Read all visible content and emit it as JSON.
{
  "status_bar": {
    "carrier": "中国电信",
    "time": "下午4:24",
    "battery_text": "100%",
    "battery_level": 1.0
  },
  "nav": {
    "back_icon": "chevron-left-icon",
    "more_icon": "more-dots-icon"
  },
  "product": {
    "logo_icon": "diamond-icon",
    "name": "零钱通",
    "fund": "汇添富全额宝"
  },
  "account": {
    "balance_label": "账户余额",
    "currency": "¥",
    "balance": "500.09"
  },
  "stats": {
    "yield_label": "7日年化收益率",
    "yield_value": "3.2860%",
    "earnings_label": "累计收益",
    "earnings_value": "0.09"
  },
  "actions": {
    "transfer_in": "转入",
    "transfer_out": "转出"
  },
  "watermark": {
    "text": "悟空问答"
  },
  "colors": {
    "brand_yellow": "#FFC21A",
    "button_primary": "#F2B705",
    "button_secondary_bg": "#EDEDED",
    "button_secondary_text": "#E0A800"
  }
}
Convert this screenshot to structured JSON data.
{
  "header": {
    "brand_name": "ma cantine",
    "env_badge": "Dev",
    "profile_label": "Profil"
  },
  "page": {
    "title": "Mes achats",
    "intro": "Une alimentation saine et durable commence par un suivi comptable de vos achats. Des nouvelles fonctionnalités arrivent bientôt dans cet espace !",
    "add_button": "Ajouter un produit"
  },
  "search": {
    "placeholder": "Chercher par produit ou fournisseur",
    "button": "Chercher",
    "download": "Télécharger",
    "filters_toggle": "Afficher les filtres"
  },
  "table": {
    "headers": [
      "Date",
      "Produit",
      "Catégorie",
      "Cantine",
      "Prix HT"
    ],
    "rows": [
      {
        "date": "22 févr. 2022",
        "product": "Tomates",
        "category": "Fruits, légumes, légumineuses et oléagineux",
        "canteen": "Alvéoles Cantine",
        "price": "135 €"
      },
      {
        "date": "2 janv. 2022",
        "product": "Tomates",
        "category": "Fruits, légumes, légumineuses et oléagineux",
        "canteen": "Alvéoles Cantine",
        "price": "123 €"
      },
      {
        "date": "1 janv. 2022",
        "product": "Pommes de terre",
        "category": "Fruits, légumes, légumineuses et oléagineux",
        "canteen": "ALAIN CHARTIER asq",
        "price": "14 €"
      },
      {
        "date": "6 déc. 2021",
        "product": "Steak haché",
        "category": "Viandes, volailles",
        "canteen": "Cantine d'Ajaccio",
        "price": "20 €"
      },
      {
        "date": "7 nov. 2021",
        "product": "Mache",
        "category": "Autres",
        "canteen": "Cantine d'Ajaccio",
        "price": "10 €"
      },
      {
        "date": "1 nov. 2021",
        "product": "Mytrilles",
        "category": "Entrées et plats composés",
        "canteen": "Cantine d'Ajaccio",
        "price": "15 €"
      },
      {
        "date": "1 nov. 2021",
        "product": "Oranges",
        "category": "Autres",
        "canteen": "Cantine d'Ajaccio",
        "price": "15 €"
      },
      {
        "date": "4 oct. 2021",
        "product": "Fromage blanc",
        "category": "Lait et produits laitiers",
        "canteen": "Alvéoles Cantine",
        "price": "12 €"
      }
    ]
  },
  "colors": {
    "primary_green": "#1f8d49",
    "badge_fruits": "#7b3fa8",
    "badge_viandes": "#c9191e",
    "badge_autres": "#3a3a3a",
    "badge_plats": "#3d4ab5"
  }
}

◆ TASK
From the records above, extract each line exactly as shown.

◆ WRITTEN RESPONSE
Read all visible content and emit it as JSON.
{
  "status_bar": {
    "carrier": "中国电信",
    "time": "下午4:24",
    "battery_text": "100%",
    "battery_level": 1.0
  },
  "nav": {
    "back_icon": "chevron-left-icon",
    "more_icon": "more-dots-icon"
  },
  "product": {
    "logo_icon": "diamond-icon",
    "name": "零钱通",
    "fund": "汇添富全额宝"
  },
  "account": {
    "balance_label": "账户余额",
    "currency": "¥",
    "balance": "500.09"
  },
  "stats": {
    "yield_label": "7日年化收益率",
    "yield_value": "3.2860%",
    "earnings_label": "累计收益",
    "earnings_value": "0.09"
  },
  "actions": {
    "transfer_in": "转入",
    "transfer_out": "转出"
  },
  "watermark": {
    "text": "悟空问答"
  },
  "colors": {
    "brand_yellow": "#FFC21A",
    "button_primary": "#F2B705",
    "button_secondary_bg": "#EDEDED",
    "button_secondary_text": "#E0A800"
  }
}
Convert this screenshot to structured JSON data.
{
  "header": {
    "brand_name": "ma cantine",
    "env_badge": "Dev",
    "profile_label": "Profil"
  },
  "page": {
    "title": "Mes achats",
    "intro": "Une alimentation saine et durable commence par un suivi comptable de vos achats. Des nouvelles fonctionnalités arrivent bientôt dans cet espace !",
    "add_button": "Ajouter un produit"
  },
  "search": {
    "placeholder": "Chercher par produit ou fournisseur",
    "button": "Chercher",
    "download": "Télécharger",
    "filters_toggle": "Afficher les filtres"
  },
  "table": {
    "headers": [
      "Date",
      "Produit",
      "Catégorie",
      "Cantine",
      "Prix HT"
    ],
    "rows": [
      {
        "date": "22 févr. 2022",
        "product": "Tomates",
        "category": "Fruits, légumes, légumineuses et oléagineux",
        "canteen": "Alvéoles Cantine",
        "price": "135 €"
      },
      {
        "date": "2 janv. 2022",
        "product": "Tomates",
        "category": "Fruits, légumes, légumineuses et oléagineux",
        "canteen": "Alvéoles Cantine",
        "price": "123 €"
      },
      {
        "date": "1 janv. 2022",
        "product": "Pommes de terre",
        "category": "Fruits, légumes, légumineuses et oléagineux",
        "canteen": "ALAIN CHARTIER asq",
        "price": "14 €"
      },
      {
        "date": "6 déc. 2021",
        "product": "Steak haché",
        "category": "Viandes, volailles",
        "canteen": "Cantine d'Ajaccio",
        "price": "20 €"
      },
      {
        "date": "7 nov. 2021",
        "product": "Mache",
        "category": "Autres",
        "canteen": "Cantine d'Ajaccio",
        "price": "10 €"
      },
      {
        "date": "1 nov. 2021",
        "product": "Mytrilles",
        "category": "Entrées et plats composés",
        "canteen": "Cantine d'Ajaccio",
        "price": "15 €"
      },
      {
        "date": "1 nov. 2021",
        "product": "Oranges",
        "category": "Autres",
        "canteen": "Cantine d'Ajaccio",
        "price": "15 €"
      },
      {
        "date": "4 oct. 2021",
        "product": "Fromage blanc",
        "category": "Lait et produits laitiers",
        "canteen": "Alvéoles Cantine",
        "price": "12 €"
      }
    ]
  },
  "colors": {
    "primary_green": "#1f8d49",
    "badge_fruits": "#7b3fa8",
    "badge_viandes": "#c9191e",
    "badge_autres": "#3a3a3a",
    "badge_plats": "#3d4ab5"
  }
}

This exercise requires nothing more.